_DATA SHOWN_
start
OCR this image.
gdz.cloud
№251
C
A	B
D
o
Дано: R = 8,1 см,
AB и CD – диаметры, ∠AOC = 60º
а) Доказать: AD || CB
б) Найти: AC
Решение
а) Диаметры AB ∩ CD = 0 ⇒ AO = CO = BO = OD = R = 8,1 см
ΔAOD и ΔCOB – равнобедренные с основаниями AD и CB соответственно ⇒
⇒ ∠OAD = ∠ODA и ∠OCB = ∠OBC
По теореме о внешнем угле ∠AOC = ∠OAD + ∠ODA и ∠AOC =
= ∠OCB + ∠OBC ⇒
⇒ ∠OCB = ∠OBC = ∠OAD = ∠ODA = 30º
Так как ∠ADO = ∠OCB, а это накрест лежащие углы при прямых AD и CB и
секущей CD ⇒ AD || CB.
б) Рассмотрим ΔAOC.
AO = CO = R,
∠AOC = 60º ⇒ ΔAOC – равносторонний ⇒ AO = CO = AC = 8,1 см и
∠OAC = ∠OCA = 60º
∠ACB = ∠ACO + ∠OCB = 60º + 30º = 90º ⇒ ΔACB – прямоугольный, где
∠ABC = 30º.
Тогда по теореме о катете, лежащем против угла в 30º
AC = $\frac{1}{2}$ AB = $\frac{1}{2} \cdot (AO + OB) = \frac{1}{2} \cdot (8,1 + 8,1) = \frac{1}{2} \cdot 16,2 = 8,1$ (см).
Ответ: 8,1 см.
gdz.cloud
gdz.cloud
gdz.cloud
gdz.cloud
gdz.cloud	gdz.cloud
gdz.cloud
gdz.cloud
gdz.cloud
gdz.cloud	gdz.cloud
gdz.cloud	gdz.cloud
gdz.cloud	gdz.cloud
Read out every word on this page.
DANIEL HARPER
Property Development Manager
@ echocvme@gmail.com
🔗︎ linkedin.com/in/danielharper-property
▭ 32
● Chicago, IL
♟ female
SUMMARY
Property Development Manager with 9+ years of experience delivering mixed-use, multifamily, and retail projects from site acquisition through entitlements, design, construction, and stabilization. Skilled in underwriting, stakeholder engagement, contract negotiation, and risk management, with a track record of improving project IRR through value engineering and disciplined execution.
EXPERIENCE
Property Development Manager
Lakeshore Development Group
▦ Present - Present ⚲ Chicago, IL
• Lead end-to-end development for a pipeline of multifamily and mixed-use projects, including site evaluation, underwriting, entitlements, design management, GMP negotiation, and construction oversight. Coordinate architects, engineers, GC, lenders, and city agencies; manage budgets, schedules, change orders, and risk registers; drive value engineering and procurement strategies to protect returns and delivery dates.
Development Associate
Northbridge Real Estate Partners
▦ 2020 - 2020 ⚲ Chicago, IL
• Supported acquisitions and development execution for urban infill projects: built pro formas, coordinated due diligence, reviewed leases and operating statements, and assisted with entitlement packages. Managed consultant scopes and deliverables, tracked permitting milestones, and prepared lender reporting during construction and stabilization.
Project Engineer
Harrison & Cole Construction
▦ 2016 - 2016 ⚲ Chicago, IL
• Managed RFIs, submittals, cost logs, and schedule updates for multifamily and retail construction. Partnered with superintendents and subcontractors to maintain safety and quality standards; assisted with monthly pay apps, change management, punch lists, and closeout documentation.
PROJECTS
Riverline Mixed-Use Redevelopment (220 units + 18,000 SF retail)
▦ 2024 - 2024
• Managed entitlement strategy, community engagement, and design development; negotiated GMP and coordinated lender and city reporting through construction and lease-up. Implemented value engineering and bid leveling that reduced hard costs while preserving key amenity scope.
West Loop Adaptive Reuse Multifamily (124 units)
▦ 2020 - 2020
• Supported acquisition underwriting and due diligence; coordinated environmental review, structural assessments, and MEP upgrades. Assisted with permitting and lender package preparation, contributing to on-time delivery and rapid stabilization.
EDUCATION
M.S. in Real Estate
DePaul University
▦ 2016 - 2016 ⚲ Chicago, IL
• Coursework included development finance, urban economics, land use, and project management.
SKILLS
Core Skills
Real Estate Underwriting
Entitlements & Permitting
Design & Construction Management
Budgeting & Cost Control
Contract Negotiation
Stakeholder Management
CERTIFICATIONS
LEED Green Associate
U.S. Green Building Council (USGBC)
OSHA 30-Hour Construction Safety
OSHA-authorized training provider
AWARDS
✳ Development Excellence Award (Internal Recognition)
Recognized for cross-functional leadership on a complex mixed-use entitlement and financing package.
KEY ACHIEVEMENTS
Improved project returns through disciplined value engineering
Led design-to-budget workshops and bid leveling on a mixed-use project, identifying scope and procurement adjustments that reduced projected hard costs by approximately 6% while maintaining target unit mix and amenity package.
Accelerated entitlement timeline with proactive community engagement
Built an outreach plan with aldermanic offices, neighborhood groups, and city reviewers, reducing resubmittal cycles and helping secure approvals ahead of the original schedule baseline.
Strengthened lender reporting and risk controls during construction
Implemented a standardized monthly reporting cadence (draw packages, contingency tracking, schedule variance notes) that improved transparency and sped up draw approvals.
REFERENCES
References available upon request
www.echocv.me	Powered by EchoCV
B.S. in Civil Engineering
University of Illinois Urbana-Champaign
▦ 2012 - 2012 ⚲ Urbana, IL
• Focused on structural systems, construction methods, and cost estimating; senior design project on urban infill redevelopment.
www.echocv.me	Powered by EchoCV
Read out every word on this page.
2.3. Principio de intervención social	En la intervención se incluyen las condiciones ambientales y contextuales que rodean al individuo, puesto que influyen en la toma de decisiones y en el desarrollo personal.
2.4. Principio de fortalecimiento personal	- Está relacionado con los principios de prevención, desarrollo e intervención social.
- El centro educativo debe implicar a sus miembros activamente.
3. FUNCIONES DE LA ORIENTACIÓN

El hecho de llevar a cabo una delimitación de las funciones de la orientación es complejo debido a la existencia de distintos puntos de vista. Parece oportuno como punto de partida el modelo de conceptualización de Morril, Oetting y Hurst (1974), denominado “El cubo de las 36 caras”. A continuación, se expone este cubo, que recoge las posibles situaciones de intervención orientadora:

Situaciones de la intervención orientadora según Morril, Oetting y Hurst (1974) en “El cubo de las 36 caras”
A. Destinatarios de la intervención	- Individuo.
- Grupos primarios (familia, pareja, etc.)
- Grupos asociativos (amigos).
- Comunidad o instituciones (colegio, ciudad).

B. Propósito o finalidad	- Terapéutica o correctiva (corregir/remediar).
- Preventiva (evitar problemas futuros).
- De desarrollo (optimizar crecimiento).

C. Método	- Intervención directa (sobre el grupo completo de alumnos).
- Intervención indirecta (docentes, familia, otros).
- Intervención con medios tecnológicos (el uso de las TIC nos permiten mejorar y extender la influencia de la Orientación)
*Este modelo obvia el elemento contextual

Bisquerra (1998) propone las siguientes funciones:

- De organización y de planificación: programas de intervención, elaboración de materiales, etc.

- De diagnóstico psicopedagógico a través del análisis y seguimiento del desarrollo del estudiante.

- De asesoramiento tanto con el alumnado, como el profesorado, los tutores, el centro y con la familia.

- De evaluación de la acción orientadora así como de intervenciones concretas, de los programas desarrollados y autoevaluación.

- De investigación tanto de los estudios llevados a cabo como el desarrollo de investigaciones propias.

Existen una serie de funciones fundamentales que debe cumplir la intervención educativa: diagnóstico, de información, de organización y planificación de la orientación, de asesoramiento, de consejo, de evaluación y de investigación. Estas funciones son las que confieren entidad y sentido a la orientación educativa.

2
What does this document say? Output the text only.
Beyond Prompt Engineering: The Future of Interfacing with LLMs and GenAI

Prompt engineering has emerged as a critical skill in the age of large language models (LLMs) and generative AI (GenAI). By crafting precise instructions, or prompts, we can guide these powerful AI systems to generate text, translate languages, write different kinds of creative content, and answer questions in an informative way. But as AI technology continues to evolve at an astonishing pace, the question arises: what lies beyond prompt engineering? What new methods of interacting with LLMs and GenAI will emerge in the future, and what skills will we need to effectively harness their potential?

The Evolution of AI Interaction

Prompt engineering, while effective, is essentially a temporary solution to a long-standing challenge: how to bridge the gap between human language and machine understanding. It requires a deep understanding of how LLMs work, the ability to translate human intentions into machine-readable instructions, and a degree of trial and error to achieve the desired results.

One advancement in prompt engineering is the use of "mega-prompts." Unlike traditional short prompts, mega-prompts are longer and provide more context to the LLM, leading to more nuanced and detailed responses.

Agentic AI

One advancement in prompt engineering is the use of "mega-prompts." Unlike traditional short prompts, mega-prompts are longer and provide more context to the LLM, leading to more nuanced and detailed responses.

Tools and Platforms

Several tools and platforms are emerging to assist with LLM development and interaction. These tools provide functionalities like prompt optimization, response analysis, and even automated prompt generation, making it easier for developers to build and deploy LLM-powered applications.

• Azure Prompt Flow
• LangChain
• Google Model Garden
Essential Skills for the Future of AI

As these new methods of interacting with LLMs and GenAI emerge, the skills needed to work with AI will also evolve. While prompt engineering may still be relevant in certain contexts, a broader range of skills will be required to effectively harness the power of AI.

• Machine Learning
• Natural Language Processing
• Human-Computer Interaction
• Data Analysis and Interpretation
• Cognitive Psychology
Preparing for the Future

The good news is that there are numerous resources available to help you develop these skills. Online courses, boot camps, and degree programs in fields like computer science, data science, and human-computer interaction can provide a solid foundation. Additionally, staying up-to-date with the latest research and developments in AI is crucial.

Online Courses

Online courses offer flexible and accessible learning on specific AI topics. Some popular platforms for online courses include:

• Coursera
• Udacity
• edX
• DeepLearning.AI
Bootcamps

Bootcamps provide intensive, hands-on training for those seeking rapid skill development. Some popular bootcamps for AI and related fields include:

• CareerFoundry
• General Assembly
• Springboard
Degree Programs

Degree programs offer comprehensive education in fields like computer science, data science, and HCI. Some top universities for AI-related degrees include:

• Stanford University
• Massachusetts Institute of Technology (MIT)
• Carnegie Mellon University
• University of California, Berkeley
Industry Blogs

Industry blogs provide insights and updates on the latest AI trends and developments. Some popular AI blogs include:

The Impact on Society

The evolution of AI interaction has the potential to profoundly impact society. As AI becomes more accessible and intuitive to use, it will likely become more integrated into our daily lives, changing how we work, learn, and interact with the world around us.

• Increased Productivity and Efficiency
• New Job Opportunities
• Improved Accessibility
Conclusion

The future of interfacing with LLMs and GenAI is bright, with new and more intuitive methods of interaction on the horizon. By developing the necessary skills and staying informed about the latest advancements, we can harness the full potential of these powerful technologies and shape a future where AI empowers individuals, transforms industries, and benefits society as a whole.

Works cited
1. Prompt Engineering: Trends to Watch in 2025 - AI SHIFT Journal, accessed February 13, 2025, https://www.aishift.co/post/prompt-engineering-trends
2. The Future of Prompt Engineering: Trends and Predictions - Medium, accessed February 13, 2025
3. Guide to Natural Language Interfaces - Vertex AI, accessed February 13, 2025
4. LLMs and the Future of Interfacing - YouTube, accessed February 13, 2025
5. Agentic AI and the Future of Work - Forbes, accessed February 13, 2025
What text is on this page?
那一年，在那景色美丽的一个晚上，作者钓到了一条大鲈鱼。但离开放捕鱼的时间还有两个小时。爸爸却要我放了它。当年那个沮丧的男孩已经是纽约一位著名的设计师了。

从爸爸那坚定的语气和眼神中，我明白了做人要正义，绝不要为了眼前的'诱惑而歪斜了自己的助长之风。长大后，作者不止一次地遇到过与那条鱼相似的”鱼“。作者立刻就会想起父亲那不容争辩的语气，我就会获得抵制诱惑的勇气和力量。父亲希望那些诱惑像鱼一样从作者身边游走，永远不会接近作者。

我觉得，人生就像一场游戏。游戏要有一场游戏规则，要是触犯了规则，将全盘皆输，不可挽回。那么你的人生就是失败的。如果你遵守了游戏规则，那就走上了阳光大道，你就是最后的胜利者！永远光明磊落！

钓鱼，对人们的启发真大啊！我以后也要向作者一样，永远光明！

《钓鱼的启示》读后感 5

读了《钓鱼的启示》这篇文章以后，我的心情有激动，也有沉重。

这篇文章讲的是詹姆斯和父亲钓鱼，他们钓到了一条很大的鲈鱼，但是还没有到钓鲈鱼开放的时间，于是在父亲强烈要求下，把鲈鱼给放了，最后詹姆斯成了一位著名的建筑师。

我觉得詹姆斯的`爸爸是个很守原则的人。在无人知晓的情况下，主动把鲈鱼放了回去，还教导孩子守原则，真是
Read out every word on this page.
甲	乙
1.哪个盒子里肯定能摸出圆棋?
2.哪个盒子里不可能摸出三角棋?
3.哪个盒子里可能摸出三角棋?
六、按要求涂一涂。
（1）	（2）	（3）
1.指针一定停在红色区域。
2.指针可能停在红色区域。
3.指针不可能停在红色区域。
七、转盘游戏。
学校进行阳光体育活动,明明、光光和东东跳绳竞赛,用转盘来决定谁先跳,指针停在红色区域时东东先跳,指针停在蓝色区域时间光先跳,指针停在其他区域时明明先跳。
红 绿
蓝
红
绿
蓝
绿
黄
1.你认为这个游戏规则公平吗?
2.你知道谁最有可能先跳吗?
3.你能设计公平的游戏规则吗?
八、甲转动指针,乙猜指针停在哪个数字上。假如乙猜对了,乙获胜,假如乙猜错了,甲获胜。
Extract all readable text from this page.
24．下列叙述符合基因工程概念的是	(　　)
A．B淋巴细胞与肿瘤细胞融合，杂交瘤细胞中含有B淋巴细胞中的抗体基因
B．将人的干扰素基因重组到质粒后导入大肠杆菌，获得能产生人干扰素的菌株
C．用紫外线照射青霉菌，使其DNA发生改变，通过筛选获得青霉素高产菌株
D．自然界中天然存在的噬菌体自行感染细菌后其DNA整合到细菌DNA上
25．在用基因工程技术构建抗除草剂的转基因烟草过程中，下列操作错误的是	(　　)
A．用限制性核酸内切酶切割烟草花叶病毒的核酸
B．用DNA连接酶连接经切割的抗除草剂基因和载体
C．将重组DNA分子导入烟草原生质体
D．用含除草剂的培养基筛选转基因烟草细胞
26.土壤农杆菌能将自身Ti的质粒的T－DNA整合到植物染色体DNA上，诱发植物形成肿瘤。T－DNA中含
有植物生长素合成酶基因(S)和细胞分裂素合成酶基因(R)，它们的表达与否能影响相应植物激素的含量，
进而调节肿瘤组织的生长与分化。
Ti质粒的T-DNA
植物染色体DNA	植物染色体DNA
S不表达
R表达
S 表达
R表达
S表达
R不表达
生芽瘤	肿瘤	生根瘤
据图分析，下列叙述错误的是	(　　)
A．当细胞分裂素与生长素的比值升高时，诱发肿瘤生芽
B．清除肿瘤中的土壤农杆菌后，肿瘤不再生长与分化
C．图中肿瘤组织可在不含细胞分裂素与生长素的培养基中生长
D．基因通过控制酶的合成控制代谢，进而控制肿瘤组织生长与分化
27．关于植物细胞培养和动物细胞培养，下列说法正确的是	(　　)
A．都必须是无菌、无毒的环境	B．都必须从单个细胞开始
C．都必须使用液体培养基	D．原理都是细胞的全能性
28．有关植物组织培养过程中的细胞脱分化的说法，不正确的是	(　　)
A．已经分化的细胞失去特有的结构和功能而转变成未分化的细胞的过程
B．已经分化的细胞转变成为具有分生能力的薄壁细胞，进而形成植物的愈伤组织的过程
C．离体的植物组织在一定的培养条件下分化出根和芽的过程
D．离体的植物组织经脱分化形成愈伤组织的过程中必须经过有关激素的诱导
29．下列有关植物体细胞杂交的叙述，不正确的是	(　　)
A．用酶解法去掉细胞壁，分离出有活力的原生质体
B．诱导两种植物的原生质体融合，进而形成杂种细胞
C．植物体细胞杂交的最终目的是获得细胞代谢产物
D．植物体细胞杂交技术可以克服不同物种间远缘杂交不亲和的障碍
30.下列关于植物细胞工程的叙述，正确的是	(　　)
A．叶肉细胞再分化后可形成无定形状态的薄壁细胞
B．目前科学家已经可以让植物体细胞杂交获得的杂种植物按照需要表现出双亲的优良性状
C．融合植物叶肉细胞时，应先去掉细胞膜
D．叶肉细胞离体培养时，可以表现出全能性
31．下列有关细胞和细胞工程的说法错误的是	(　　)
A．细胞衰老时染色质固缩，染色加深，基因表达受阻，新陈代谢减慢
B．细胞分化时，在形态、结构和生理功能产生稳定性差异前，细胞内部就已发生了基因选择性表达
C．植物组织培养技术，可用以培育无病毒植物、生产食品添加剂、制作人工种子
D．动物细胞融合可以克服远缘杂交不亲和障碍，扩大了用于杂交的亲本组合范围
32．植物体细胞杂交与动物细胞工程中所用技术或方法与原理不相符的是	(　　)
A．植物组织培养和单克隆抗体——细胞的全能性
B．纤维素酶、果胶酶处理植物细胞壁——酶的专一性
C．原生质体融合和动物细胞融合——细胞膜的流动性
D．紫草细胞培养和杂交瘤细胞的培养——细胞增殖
end
_THE REQUEST_
Say how many lines above contain the string "Morril". Answer with the number only.

_EXPECTED OUTPUT_
2